### Data items
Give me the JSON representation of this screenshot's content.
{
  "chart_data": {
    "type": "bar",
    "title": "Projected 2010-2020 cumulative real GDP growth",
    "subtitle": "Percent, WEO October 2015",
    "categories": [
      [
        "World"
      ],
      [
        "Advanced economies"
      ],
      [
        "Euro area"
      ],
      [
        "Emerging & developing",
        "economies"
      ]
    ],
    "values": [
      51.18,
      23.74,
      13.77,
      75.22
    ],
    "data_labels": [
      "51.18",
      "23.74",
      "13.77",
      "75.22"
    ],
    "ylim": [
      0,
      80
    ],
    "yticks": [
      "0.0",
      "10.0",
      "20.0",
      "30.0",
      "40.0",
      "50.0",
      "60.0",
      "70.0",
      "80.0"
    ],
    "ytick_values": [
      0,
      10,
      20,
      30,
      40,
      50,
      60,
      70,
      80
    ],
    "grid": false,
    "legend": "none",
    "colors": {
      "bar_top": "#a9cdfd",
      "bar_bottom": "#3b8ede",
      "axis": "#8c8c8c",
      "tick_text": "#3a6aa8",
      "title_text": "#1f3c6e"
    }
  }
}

### What to produce
Write out the entries in full, exactly as given.

### Response to this task
Give me the JSON representation of this screenshot's content.
{
  "chart_data": {
    "type": "bar",
    "title": "Projected 2010-2020 cumulative real GDP growth",
    "subtitle": "Percent, WEO October 2015",
    "categories": [
      [
        "World"
      ],
      [
        "Advanced economies"
      ],
      [
        "Euro area"
      ],
      [
        "Emerging & developing",
        "economies"
      ]
    ],
    "values": [
      51.18,
      23.74,
      13.77,
      75.22
    ],
    "data_labels": [
      "51.18",
      "23.74",
      "13.77",
      "75.22"
    ],
    "ylim": [
      0,
      80
    ],
    "yticks": [
      "0.0",
      "10.0",
      "20.0",
      "30.0",
      "40.0",
      "50.0",
      "60.0",
      "70.0",
      "80.0"
    ],
    "ytick_values": [
      0,
      10,
      20,
      30,
      40,
      50,
      60,
      70,
      80
    ],
    "grid": false,
    "legend": "none",
    "colors": {
      "bar_top": "#a9cdfd",
      "bar_bottom": "#3b8ede",
      "axis": "#8c8c8c",
      "tick_text": "#3a6aa8",
      "title_text": "#1f3c6e"
    }
  }
}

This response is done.